» EXERCISE PROMPT
Across the entries below, how many lines contain the word "title"? Give the number alone.

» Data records
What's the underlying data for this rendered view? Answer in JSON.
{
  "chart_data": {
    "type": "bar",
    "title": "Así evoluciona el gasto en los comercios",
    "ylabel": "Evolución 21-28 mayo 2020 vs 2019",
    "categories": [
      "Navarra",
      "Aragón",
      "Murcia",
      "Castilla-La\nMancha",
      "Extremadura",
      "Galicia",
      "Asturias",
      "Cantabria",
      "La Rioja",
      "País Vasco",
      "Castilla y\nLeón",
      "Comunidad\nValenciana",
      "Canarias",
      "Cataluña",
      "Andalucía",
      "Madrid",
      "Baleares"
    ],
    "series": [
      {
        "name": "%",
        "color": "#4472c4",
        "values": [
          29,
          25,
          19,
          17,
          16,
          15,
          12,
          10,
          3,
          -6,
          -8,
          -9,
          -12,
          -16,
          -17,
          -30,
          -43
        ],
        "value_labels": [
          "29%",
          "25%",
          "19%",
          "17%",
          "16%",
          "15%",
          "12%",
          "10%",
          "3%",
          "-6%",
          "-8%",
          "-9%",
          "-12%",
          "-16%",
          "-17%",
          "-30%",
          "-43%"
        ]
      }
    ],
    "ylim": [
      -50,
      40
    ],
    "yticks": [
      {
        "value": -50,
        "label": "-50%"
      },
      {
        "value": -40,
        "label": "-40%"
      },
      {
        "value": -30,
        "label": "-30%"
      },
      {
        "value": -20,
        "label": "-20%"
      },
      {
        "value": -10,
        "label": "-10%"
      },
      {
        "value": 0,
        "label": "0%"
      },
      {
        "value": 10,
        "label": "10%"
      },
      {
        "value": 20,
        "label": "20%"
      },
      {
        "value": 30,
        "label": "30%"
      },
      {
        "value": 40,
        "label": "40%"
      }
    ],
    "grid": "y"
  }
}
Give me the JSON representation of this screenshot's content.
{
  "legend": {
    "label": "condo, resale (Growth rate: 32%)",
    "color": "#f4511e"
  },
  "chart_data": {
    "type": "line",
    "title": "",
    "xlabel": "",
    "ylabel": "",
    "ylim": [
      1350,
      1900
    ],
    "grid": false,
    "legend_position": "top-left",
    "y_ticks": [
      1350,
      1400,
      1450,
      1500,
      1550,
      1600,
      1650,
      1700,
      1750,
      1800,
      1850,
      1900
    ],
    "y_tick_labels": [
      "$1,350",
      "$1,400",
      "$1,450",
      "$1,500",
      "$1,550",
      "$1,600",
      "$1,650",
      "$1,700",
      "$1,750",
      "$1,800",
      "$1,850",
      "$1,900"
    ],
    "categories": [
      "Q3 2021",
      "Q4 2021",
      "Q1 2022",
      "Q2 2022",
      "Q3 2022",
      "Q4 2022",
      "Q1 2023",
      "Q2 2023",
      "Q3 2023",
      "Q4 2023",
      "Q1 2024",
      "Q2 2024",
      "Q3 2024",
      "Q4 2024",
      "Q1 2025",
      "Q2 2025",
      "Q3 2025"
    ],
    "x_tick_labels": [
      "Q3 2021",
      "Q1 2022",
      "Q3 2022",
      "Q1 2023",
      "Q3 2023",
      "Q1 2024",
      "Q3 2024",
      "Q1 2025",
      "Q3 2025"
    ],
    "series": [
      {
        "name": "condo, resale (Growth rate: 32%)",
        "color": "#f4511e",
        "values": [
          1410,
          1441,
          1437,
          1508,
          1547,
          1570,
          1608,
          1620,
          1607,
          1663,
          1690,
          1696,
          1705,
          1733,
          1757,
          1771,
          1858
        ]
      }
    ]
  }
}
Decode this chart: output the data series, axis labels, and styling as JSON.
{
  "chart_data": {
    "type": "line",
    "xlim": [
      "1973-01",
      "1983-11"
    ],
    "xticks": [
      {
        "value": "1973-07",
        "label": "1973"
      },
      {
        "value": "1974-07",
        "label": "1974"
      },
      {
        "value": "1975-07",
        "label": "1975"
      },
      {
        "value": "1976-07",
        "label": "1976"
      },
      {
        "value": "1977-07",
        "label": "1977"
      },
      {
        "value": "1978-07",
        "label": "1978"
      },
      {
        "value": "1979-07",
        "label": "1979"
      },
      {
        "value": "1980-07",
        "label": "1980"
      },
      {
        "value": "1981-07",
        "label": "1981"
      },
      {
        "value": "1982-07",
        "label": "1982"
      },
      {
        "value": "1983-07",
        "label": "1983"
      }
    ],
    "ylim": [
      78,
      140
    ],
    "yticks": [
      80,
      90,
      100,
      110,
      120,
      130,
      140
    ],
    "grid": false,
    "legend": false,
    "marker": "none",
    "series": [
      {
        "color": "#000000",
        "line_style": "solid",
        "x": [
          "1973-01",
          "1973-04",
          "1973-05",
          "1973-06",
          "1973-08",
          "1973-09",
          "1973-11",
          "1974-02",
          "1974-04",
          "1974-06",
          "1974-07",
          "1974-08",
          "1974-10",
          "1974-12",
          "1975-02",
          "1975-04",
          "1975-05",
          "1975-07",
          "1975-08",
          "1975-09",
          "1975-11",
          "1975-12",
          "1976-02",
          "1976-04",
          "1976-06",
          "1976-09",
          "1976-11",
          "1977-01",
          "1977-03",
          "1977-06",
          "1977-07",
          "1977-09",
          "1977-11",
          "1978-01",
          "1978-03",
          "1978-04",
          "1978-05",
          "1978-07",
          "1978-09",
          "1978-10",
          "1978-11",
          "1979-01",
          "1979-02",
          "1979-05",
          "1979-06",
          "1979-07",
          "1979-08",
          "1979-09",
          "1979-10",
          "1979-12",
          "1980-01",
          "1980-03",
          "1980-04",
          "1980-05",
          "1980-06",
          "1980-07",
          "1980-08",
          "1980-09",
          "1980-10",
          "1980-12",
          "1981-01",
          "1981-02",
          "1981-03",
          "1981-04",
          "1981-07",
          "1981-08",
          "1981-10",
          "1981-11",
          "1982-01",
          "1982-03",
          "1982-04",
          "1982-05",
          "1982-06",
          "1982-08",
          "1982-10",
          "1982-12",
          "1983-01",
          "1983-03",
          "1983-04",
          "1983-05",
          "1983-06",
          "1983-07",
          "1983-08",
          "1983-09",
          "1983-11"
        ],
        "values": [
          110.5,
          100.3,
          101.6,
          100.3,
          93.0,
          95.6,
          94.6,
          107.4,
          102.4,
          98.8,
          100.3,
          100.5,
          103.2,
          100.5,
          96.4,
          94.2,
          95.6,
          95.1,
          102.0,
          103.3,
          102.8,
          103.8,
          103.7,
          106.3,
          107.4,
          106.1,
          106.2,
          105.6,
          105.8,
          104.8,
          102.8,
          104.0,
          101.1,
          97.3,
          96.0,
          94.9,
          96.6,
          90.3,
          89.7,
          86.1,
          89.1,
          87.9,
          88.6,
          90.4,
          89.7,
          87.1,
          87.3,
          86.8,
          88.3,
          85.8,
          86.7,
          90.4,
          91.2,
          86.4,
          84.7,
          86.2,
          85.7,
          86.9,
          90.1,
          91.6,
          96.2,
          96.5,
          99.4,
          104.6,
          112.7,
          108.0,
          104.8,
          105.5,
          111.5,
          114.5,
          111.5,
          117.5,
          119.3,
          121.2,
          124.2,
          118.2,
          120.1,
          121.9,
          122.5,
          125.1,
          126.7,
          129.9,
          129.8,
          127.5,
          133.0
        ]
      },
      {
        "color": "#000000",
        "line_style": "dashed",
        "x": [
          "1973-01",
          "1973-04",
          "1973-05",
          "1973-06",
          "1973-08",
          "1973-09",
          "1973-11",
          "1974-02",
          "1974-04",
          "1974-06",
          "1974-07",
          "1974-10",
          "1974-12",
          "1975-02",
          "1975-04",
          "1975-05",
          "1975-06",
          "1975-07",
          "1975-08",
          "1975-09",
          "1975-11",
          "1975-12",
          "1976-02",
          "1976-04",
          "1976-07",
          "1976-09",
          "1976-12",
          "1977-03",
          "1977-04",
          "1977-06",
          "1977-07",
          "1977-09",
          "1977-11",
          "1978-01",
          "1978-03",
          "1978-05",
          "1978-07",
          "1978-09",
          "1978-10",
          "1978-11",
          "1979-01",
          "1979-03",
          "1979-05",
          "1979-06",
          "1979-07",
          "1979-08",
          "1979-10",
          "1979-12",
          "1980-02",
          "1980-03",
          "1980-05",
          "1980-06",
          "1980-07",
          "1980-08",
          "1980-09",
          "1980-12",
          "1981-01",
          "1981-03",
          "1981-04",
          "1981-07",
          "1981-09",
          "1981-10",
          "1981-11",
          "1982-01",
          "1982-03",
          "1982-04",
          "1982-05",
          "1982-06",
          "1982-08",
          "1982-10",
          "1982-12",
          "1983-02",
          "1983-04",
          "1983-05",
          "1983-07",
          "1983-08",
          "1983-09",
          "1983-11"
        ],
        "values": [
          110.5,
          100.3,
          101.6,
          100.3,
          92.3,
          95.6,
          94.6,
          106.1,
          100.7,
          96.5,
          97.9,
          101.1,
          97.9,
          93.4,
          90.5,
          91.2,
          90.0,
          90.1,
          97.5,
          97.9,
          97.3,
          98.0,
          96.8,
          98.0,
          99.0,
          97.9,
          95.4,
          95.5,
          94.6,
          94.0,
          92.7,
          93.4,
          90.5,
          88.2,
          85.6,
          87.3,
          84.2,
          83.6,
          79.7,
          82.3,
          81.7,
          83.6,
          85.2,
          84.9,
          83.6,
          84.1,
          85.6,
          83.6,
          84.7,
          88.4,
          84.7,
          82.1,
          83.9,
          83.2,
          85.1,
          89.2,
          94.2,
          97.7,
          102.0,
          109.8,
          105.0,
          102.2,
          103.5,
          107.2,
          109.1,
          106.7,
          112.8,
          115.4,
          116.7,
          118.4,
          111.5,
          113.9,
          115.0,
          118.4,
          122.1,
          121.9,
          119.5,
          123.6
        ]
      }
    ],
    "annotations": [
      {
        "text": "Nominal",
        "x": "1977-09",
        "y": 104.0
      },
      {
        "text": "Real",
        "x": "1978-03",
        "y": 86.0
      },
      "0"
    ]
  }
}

» EXERCISE OUTPUT
2